>> BEGIN Provided passage
Miracle On 34th Street

Yes, Miracle On 34th Street is pure Hollywood hokum, a blatant piece of sub-Capra populism designed to advance the controversial proposition that Santa is real and children should be allowed to let their imaginations run free. (How did Fox keep the protestors at bay?) But the film is pretty savvy too, getting a jump on mounting anxieties about the post-war cult of consumerism, soon to be savaged by beatniks, cartoonists, and underground stand-up comics. The story of a real "Kris Kringle" (played by the inimitable Edmund Gwenn) earning the trust of upper management at Macy's and teaching young Natalie Wood and her progressive mother Maureen O'Hara to believe in Christmas again is really an object lesson in how to put one over on the buying public. What does the Macy's customer say when Santa sends her to another store to buy her son a fire truck? She congratulates Macy's on "this wonderful new stunt you're pullin'."

In the battle of the classic Hollywood Christmas movies, It's A Wonderful Life feels charmingly ancient, fixed in an early-20th-century America that scarcely anyone today remembers first-hand. Miracle On 34th Street feels more modern, with slangy dialogue and naturalistic asides, and a general awareness of how Christmas has become about the intertwined stresses of shopping and selling. Gwenn's Santa Claus descends on New York like a department-store Jesus, healing the retail world by reminding everyone how to use capitalism (and later, the U.S. justice system) for good.
>> END Provided passage
>> BEGIN Data lines
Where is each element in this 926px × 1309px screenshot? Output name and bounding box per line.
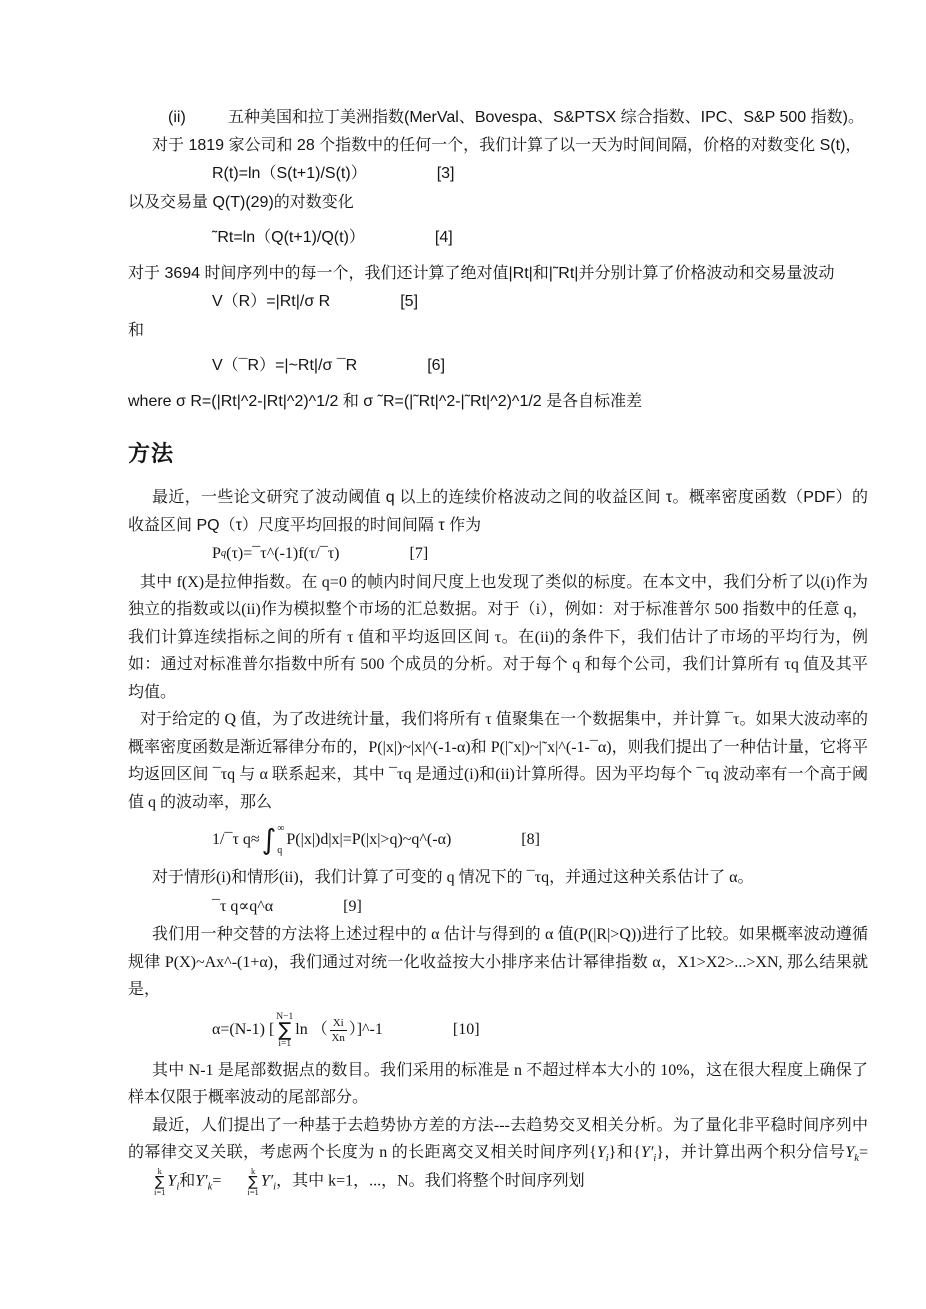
summation-symbol [130, 1167, 165, 1197]
sigma-icon: ∑ [154, 1173, 165, 1190]
fraction [330, 1017, 347, 1044]
text-run: (τ)=¯τ^(-1)f(τ/¯τ) [226, 545, 340, 562]
equation-number: [6] [427, 357, 446, 374]
text-run: Y [845, 1144, 855, 1161]
formula-line [128, 893, 868, 921]
paragraph: 我们用一种交替的方法将上述过程中的 α 估计与得到的 α 值(P(|R|>Q))进行了比较。如果概率波动遵循规律 P(X)~Ax^-(1+α)，我们通过对统一化收益按大小排序来估计幂律指数 α，X1>X2>...>XN, 那么结果就是， [128, 926, 868, 998]
sum-upper-limit: k [250, 1165, 256, 1176]
text-run: ˜Rt=ln（Q(t+1)/Q(t)） [212, 229, 365, 246]
text-run: }和{ [608, 1144, 641, 1161]
text-run: ）]^-1 [348, 1021, 383, 1039]
equation-number: [8] [521, 831, 540, 849]
equation-number: [3] [436, 165, 455, 182]
text-run: P(|x|)d|x|=P(|x|>q)~q^(-α) [286, 831, 452, 849]
paragraph: 对于给定的 Q 值，为了改进统计量，我们将所有 τ 值聚集在一个数据集中，并计算 ¯τ。如果大波动率的概率密度函数是渐近幂律分布的，P(|x|)~|x|^(-1-α)和 P(|˜x|)~|˜x|^(-1-¯α)，则我们提出了一种估计量，它将平均返回区间 ¯τq 与 α 联系起来，其中 ¯τq 是通过(i)和(ii)计算所得。因为平均每个 ¯τq 波动率有一个高于阈值 q 的波动率，那么 [128, 711, 868, 811]
formula-line [128, 540, 868, 568]
subscript: i [273, 1181, 277, 1193]
text-run: = [858, 1144, 868, 1161]
formula-body [212, 824, 451, 856]
text-run: V（R）=|Rt|/σ R [212, 293, 331, 310]
integral-symbol [262, 824, 285, 856]
text-run: α=(N-1) [ [212, 1021, 275, 1039]
formula-line [128, 224, 868, 252]
text-run: P [212, 545, 221, 562]
paragraph: 其中 f(X)是拉伸指数。在 q=0 的帧内时间尺度上也发现了类似的标度。在本文中，我们分析了以(i)作为独立的指数或以(ii)作为模拟整个市场的汇总数据。对于（i），例如：对于标准普尔 500 指数中的任意 q，我们计算连续指标之间的所有 τ 值和平均返回区间 τ。在(ii)的条件下，我们估计了市场的平均行为，例如：通过对标准普尔指数中所有 500 个成员的分析。对于每个 q 和每个公司，我们计算所有 τq 值及其平均值。 [128, 573, 868, 701]
text-run: Y′ [195, 1172, 208, 1190]
text-run: V（¯R）=|~Rt|/σ ¯R [212, 357, 358, 374]
paragraph: 对于 3694 时间序列中的每一个，我们还计算了绝对值|Rt|和|˜Rt|并分别计算了价格波动和交易量波动 [128, 264, 835, 282]
equation-number: [10] [452, 1021, 480, 1039]
formula-body [212, 224, 365, 252]
subscript: i [605, 1153, 609, 1164]
formula-body [212, 540, 339, 568]
formula-line [128, 352, 868, 380]
equation-number: [7] [409, 545, 429, 562]
equation-number: [5] [400, 293, 419, 310]
formula-line [128, 288, 868, 316]
formula-body [212, 160, 367, 188]
text-run: = [212, 1172, 222, 1190]
formula-body [212, 352, 357, 380]
sum-lower-limit: i=1 [247, 1186, 259, 1197]
fraction-denominator: Xn [331, 1031, 345, 1044]
paragraph: where σ R=(|Rt|^2-|Rt|^2)^1/2 和 σ ˜R=(|˜Rt|^2-|˜Rt|^2)^1/2 是各自标准差 [128, 392, 643, 410]
formula-body [212, 1012, 383, 1049]
sum-lower-limit: i=1 [154, 1186, 166, 1197]
text-run: 1/¯τ q≈ [212, 831, 260, 849]
integral-lower-limit: q [277, 845, 283, 856]
equation-number: [4] [434, 229, 453, 246]
equation-number: [9] [343, 897, 362, 915]
subscript: q [220, 547, 227, 559]
subscript: i [176, 1181, 180, 1193]
text-run: ln （ [295, 1021, 328, 1039]
document-body [128, 104, 868, 1197]
subscript: k [207, 1181, 213, 1193]
section-heading: 方法 [128, 441, 175, 466]
formula-body [212, 893, 273, 921]
integral-icon: ∫ [261, 823, 277, 856]
paragraph: 其中 N-1 是尾部数据点的数目。我们采用的标准是 n 不超过样本大小的 10%，这在很大程度上确保了样本仅限于概率波动的尾部部分。 [128, 1061, 868, 1106]
sigma-icon: ∑ [248, 1173, 258, 1190]
paragraph: 对于情形(i)和情形(ii)，我们计算了可变的 q 情况下的 ¯τq，并通过这种关系估计了 α。 [152, 869, 754, 886]
text-run: Y′ [640, 1144, 654, 1161]
text-run: 和 [179, 1172, 196, 1190]
text-run: ¯τ q∝q^α [212, 897, 274, 915]
list-item [168, 104, 868, 132]
list-marker: (ii) [168, 109, 186, 126]
paragraph: 对于 1819 家公司和 28 个指数中的任何一个，我们计算了以一天为时间间隔，价格的对数变化 S(t)， [152, 136, 862, 154]
formula-line [128, 160, 868, 188]
integral-upper-limit: ∞ [277, 823, 285, 834]
text-run: R(t)=ln（S(t+1)/S(t)） [212, 165, 367, 182]
sum-upper-limit: k [157, 1165, 162, 1176]
list-item-text: 五种美国和拉丁美洲指数(MerVal、Bovespa、S&PTSX 综合指数、IPC、S&P 500 指数)。 [228, 109, 864, 126]
integral-limits [277, 824, 284, 856]
text-run: Y [596, 1144, 606, 1161]
subscript: i [653, 1153, 657, 1164]
paragraph: 最近，一些论文研究了波动阈值 q 以上的连续价格波动之间的收益区间 τ。概率密度函数（PDF）的收益区间 PQ（τ）尺度平均回报的时间间隔 τ 作为 [128, 489, 868, 534]
formula-body [212, 288, 330, 316]
paragraph [128, 1112, 868, 1197]
text-run: Y′ [260, 1172, 274, 1190]
formula-line [128, 1012, 868, 1049]
sum-upper-limit: N−1 [276, 1011, 294, 1022]
text-run: 最近，人们提出了一种基于去趋势协方差的方法---去趋势交叉相关分析。为了量化非平稳时间序列中的幂律交叉关联，考虑两个长度为 n 的长距离交叉相关时间序列{ [128, 1116, 868, 1161]
subscript: k [854, 1153, 859, 1164]
summation-symbol [223, 1167, 258, 1197]
sum-lower-limit: i=1 [278, 1038, 292, 1049]
summation-symbol [276, 1012, 293, 1049]
paragraph: 以及交易量 Q(T)(29)的对数变化 [128, 193, 354, 211]
fraction-numerator: Xi [330, 1017, 347, 1031]
text-run: }，并计算出两个积分信号 [656, 1144, 846, 1161]
sigma-icon: ∑ [278, 1018, 292, 1041]
text-run: ，其中 k=1，...，N。我们将整个时间序列划 [276, 1172, 585, 1190]
text-run: Y [167, 1172, 177, 1190]
paragraph: 和 [128, 321, 145, 339]
formula-line [128, 824, 868, 856]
>> END Data lines
**Task brief:** Extend the review of Miracle On 34th Street, picking up after its last sentence. The entries have no connection to the review of Miracle On 34th Street.

**Answer:**
Miracle On 34th Street is still pretty quaint, though. It offers a glimpse of Macy's Thanksgiving Day Parade circa 1946, and it features a cast of seemingly every familiar character actor from Golden Age Hollywood. (You can identify a lot of actors in old movies by who they played in Miracle.) And then there's Gwenn, jovially and righteously dispensing opinions on what Christmas should and shouldn't be, and keeping everyone's coin purses jingling all the way. Anyone who says he isn't Santa should be bopped on the head with a cane.

Key features: A colorized version (boo!), a warmly reflective commentary track by O'Hara (yay!), one of the greatest trailers in Hollywood history, one of the worst of a bad run of remakes (the 1955 hourlong TV version), and a set of fairly superficial featurettes.